Tasks to complete
#1 Answer these questions from the passage about Wychbold:
(a) Where did the village's Home Guard work out of during the Second World War?
(b) Which river runs around the outside of the village?
(c) What was Wychbold's population at the 2021 UK census?
#2 Carry on the passage about Wychbold, picking up after its final sentence.

Passage to read
========================================================================

During the Second World War, communal air raid shelters were built on either end of Wychbold, along with a concrete blast shelter near the main road. The village's Home Guard worked out of the Crown Inn.

==Governance==
Wychbold is primarily governed by Dodderhill Parish Council, which performs maintenance on the village's public areas. It is then governed by Wychavon District Council. It falls within the Redditch constituency, being represented in Parliament by Chris Bloore.

Wychbold falls under Ombersley division within Worcestershire County Council and is represented by Peter Tomlinson.

==Geography and demography==
Wychbold is located between the towns of Droitwich Spa and Bromsgrove. The River Salwarpe runs around the outside of the village.

Nearby villages include Upton Warren and Stoke Prior to the north-east, and Rashwood to the south-west.

The Droitwich transmitting station is located just outside the village, near Upton Warren.

At the 2021 UK census, Wychbold had a population of 2,001. The White ethnic group made up 93.5% of the population, whilst Christianity was the largest religion, at 54%.

In recent years, Wychbold has seen the development of multiple housing estates, such as the Elmbridge Gardens site built in 2014. The increase in population put pressure on the village's school, with rising demand for admissions places forcing the school to expand. Plans for further housing developments have been criticised, citing pressures on local infrastructure.

==Economy==
Wychbold has several restaurants and pubs, including a Harvester and a McDonald's. Holiday Inn runs a hotel within the village, next to the motorway junction. There are also multiple petrol stations within the village, along the A38.

========================================================================

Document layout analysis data
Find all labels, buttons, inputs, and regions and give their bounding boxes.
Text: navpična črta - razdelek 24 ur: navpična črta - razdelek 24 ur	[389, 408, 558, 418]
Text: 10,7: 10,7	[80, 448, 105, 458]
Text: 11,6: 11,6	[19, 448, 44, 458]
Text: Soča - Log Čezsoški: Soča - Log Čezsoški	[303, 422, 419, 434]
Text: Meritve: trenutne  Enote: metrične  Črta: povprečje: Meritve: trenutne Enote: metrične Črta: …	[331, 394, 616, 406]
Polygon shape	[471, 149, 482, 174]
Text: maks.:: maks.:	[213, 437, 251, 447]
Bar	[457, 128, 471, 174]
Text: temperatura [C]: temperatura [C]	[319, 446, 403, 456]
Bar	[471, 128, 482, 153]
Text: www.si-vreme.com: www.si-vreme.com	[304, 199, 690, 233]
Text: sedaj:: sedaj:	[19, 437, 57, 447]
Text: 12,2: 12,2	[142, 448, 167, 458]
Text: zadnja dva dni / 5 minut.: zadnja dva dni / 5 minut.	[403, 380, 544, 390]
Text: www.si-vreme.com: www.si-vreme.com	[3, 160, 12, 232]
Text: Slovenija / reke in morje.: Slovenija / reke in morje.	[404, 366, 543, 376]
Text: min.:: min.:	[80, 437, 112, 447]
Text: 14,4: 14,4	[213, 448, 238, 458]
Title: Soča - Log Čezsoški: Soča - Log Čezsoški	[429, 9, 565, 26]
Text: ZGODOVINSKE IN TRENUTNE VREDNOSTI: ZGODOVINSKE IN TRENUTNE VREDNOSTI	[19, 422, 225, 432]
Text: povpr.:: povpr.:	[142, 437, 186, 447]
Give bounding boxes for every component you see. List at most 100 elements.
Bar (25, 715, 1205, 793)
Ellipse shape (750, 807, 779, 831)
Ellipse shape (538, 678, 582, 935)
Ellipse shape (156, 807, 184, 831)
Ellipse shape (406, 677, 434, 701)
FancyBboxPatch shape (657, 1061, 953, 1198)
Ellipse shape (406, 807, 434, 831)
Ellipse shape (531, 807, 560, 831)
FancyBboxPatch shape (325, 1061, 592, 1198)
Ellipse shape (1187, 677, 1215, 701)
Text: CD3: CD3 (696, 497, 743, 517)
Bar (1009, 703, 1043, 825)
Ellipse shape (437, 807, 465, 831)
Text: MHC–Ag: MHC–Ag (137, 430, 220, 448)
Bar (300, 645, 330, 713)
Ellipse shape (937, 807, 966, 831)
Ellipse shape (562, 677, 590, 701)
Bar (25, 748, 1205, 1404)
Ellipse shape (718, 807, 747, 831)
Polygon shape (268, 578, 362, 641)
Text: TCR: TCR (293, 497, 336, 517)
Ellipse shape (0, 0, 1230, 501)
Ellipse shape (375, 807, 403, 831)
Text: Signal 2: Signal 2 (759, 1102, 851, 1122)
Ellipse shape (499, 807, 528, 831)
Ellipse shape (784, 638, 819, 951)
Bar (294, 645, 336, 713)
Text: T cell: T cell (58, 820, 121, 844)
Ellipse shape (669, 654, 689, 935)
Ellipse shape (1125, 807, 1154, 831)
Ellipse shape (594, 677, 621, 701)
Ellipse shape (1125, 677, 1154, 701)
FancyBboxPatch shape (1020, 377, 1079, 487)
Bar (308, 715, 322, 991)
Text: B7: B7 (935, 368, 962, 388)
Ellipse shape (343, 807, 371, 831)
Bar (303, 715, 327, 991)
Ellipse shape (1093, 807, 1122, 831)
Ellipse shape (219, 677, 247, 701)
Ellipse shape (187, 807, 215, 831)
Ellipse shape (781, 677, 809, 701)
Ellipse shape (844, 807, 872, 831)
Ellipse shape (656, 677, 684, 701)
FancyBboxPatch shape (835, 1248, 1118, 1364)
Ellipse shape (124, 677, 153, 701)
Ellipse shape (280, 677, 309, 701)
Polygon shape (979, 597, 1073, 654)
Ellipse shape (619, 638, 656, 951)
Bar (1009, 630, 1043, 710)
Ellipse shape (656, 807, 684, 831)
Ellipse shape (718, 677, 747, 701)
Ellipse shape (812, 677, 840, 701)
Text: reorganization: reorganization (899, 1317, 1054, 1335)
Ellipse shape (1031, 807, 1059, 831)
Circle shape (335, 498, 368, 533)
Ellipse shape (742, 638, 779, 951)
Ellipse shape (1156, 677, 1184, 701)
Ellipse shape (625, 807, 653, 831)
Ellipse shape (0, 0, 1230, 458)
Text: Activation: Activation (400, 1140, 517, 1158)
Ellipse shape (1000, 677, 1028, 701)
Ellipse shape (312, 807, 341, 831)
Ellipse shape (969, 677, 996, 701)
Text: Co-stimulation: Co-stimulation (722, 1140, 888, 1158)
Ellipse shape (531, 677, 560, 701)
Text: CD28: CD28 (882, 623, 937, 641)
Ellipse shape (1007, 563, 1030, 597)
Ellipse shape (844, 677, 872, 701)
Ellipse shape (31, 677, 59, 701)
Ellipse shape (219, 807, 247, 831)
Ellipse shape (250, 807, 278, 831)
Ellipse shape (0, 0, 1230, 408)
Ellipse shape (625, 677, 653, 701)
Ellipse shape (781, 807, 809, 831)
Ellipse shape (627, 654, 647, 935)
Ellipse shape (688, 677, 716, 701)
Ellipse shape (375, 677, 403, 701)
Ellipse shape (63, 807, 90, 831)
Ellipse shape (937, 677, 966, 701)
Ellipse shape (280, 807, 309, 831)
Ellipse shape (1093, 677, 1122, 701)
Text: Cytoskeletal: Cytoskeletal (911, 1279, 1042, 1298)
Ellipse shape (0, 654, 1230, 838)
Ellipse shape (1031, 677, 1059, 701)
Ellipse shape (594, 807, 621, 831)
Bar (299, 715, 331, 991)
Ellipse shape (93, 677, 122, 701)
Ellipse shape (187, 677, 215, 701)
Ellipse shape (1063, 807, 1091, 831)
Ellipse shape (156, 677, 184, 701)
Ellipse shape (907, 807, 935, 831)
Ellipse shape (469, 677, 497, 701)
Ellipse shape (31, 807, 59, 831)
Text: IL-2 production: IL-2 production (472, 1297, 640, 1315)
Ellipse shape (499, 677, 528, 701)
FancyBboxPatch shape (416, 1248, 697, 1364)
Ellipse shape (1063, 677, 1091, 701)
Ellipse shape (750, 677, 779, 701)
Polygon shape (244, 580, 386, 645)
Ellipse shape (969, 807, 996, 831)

========================================================================

Solved tasks
#1
(a) The Crown Inn
(b) The River Salwarpe
(c) 2,001

#2
Webbs of Wychbold, a garden centre, is located just outside of Wychbold, and hires large numbers of staff from the local area. It is known for the number of events it puts on throughout the year, such as their Christmas ice rink, which bring visitors to the village. There is also a Hobbycraft and Cotswold Outdoor within the garden centre.

==Transport==
The A38 runs through Wychbold, connecting it to Droitwich Spa and Bromsgrove. The village is by Junction 5 of the M5 motorway, allowing easy travel to Worcester and Birmingham.

In May 1966, in Nottingham, a new 54-mile motorway was proposed from the M5 at Rashwood, around the south of Birmingham, to the M1 near Nottingham, at Lockington, Leicestershire. The subsequent M42 motorway would reach Lockington, as the A42, but the M42 junction with the M5 was moved further north.

Wychbold main bus service is the 144, run by FirstGroup and goes between Worcester and Birmingham. In addition Diamond Bus operate service 145/145A between Rubery and Droitwich via Bromsgrove.

Both Droitwich Spa and Bromsgrove have train stations, providing services to Hereford and Birmingham.

==Places of worship==
Wychbold's parish church is the church of St Mary de Wyche, located within the Anglican Diocese of Worcester. The Grade II* listed church was built between 1888 and 1889, funded by the Amphlett family and John Corbett, an industrialist and the local Member of Parliament. The southeast tower contains an original late 13th century doorway.

The hymn 'In the Cross of Christ I Glory', has a tune written by Walter Whinfield (1865-1919) called 'Wychbold'. Walter Whinfield was the curate at nearby St John's church, Bromsgrove, and paid for the building in 1907/8 of the church of Holy Trinity & St Mary at the Chartist village of Dodford, Worcestershire.

There also stood a Congregational church within the village, dating from 1836.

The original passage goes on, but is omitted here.